WHAT TO WORK ON: Go through the listing and copy each line with the string "annotation".

(Figure record extracts)
>>
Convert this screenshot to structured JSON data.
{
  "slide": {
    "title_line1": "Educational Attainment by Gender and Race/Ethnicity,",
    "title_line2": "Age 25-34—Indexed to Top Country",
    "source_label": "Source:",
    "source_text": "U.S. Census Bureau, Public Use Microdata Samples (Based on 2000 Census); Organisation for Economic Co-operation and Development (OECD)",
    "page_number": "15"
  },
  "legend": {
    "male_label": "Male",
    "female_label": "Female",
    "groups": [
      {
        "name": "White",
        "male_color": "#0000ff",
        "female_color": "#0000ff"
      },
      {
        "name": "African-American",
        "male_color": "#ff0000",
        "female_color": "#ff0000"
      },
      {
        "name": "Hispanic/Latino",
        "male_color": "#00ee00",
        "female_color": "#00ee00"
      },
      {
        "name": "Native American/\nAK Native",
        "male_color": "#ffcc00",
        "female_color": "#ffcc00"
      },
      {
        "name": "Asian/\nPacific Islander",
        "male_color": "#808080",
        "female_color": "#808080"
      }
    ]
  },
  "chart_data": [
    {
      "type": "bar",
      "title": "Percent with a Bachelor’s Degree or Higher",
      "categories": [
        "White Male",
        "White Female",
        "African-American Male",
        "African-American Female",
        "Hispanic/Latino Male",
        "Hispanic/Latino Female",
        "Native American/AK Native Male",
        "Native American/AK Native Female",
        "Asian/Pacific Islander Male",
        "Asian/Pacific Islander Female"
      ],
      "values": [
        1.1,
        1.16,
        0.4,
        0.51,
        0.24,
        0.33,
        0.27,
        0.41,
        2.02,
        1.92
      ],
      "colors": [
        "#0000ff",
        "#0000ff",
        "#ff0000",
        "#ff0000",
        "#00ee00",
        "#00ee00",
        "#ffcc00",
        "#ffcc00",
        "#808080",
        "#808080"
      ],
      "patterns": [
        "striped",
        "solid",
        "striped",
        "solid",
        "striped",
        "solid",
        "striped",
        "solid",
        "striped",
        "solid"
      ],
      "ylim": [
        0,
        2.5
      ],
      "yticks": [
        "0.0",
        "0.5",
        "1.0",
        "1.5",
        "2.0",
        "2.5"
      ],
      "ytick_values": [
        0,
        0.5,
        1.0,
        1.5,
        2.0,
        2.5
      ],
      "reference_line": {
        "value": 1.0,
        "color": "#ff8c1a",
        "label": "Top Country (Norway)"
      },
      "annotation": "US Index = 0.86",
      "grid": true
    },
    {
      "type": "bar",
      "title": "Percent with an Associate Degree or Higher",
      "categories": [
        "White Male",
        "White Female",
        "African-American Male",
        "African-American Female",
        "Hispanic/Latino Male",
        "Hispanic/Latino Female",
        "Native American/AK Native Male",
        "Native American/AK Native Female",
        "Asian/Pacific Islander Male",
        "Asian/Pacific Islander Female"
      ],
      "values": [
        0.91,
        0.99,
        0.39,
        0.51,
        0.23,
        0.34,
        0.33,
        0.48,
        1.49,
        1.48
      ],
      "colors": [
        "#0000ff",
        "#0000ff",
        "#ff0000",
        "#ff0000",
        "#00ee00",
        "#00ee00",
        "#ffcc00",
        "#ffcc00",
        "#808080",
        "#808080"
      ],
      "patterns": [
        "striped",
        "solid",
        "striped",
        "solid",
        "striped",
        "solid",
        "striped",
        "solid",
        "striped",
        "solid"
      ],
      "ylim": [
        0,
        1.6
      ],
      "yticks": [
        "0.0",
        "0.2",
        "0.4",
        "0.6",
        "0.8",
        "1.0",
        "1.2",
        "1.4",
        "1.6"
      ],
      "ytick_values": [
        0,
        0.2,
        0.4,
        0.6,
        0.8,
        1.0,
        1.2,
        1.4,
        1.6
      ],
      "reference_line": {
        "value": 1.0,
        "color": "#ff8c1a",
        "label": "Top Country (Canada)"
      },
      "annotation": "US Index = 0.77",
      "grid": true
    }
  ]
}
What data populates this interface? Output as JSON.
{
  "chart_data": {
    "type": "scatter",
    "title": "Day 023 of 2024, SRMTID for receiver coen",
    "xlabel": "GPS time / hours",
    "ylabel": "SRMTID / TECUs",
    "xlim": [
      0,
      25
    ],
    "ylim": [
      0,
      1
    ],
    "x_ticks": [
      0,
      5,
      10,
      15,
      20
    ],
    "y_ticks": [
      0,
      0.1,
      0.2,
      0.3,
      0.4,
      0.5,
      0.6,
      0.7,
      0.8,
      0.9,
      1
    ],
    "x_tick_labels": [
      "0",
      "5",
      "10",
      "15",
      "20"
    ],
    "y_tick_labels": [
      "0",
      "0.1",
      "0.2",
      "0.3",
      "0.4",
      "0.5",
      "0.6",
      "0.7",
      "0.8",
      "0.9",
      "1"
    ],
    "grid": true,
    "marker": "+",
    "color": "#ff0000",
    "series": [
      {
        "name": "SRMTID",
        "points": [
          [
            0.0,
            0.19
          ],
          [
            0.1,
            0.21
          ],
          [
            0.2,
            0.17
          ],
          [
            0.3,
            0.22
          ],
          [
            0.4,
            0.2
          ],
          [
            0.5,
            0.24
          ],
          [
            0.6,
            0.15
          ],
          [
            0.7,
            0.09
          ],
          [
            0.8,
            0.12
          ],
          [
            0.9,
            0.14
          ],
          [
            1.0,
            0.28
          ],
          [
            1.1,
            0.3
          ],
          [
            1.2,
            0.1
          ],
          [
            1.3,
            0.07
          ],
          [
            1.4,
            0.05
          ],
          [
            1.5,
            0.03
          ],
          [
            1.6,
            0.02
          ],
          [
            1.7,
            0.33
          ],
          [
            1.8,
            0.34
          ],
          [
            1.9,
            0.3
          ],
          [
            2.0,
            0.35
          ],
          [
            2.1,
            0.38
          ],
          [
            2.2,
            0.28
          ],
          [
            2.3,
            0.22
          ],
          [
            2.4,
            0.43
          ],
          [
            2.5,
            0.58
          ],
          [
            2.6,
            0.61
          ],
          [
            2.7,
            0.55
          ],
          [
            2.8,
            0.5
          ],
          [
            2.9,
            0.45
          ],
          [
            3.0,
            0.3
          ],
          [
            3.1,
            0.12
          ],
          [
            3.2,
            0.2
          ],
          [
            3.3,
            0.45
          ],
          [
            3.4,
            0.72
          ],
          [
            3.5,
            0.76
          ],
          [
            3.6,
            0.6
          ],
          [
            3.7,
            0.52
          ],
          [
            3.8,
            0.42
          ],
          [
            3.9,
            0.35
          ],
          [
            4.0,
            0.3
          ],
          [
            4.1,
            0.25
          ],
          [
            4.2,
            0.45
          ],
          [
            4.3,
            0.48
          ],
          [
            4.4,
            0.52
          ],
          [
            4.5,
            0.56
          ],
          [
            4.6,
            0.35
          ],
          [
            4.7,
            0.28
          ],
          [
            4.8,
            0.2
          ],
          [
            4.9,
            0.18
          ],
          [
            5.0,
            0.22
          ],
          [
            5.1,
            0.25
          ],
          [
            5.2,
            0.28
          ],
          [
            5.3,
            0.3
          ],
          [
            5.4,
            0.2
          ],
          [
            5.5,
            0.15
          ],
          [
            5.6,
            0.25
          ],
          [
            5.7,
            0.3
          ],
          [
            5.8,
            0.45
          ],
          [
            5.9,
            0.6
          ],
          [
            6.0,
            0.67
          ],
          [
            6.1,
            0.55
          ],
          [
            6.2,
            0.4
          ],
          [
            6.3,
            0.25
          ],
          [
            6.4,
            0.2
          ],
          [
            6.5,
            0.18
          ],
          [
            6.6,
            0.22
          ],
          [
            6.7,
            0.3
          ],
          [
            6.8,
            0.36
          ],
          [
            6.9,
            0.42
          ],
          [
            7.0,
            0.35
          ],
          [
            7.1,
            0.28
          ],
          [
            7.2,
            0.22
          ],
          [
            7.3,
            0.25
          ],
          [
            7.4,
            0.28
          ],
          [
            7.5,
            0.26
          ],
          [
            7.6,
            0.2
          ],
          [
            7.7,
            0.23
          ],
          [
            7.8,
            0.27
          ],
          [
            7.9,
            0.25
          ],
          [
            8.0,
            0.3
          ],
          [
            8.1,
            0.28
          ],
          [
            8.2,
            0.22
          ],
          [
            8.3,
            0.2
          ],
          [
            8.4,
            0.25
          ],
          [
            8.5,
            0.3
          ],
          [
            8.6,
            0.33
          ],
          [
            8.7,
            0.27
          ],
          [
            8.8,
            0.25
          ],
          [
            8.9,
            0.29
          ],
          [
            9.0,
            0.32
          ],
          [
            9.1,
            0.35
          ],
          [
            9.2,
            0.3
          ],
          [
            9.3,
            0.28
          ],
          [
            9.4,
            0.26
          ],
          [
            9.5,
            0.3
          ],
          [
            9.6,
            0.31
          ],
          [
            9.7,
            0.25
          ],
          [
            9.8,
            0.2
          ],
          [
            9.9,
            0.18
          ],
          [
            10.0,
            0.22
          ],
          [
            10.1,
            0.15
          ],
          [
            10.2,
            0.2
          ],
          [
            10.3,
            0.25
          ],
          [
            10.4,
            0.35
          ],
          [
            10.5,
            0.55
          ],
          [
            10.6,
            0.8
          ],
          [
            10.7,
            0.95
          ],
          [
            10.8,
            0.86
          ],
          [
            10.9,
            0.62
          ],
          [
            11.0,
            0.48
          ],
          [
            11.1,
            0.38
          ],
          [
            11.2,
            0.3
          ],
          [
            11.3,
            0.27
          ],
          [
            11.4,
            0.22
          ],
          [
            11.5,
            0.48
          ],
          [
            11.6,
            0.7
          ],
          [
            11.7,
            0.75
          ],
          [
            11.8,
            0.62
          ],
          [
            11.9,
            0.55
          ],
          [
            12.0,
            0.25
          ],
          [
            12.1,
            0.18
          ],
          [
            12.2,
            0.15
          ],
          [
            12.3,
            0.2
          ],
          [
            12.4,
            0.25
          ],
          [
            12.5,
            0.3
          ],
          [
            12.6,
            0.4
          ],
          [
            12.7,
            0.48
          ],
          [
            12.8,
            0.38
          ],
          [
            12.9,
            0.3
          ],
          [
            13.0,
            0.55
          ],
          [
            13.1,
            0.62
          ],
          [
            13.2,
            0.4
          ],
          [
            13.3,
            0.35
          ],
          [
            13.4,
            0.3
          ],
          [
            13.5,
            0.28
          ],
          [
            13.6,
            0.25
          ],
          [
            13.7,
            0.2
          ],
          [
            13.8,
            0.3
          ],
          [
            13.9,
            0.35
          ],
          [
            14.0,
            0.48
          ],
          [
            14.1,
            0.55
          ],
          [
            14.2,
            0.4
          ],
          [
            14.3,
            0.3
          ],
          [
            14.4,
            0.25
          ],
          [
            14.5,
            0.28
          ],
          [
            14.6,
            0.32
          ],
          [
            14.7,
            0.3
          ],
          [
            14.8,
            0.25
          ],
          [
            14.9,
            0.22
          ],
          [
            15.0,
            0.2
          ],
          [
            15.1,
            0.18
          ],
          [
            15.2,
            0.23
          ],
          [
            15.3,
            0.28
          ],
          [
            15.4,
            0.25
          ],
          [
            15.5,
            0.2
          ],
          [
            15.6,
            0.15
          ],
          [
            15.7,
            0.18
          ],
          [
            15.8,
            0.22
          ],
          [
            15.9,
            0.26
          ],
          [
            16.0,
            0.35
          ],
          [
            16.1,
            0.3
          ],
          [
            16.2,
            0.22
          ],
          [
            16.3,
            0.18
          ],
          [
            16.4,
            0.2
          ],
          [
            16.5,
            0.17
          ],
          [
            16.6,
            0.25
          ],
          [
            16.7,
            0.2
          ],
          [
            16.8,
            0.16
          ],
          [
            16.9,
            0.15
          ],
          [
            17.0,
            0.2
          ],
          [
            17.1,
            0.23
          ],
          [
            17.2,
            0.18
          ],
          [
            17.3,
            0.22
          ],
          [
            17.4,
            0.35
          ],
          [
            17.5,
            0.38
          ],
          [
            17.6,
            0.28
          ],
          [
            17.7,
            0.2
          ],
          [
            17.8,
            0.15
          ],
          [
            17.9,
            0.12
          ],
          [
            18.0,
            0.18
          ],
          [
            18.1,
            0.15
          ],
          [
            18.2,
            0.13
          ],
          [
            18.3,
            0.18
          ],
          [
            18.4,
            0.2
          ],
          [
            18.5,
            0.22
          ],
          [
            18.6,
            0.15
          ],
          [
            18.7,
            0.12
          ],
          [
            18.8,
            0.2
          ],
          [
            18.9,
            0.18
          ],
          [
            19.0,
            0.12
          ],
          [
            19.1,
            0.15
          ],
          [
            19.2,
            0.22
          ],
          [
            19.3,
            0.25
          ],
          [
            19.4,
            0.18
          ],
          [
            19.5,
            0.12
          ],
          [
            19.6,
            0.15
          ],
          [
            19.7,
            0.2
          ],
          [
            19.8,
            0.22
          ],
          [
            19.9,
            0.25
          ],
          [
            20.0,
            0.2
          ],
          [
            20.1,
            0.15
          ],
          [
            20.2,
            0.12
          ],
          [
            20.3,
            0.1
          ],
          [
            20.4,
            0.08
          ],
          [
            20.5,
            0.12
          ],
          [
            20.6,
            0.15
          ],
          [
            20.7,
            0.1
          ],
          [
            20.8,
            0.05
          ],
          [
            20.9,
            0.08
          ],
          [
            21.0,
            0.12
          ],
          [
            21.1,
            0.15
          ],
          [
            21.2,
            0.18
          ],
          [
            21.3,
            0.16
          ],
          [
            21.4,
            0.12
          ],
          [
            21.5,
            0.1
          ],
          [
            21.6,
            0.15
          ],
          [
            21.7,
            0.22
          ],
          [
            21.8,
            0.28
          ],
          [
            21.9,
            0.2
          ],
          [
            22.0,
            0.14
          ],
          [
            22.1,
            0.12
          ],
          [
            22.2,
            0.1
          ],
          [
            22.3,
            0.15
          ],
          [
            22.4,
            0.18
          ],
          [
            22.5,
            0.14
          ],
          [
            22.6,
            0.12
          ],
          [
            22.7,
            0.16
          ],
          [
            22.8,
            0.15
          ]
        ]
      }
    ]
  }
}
<<
RESPONSE TO THE EXERCISE:
      "annotation": "US Index = 0.86",
      "annotation": "US Index = 0.77",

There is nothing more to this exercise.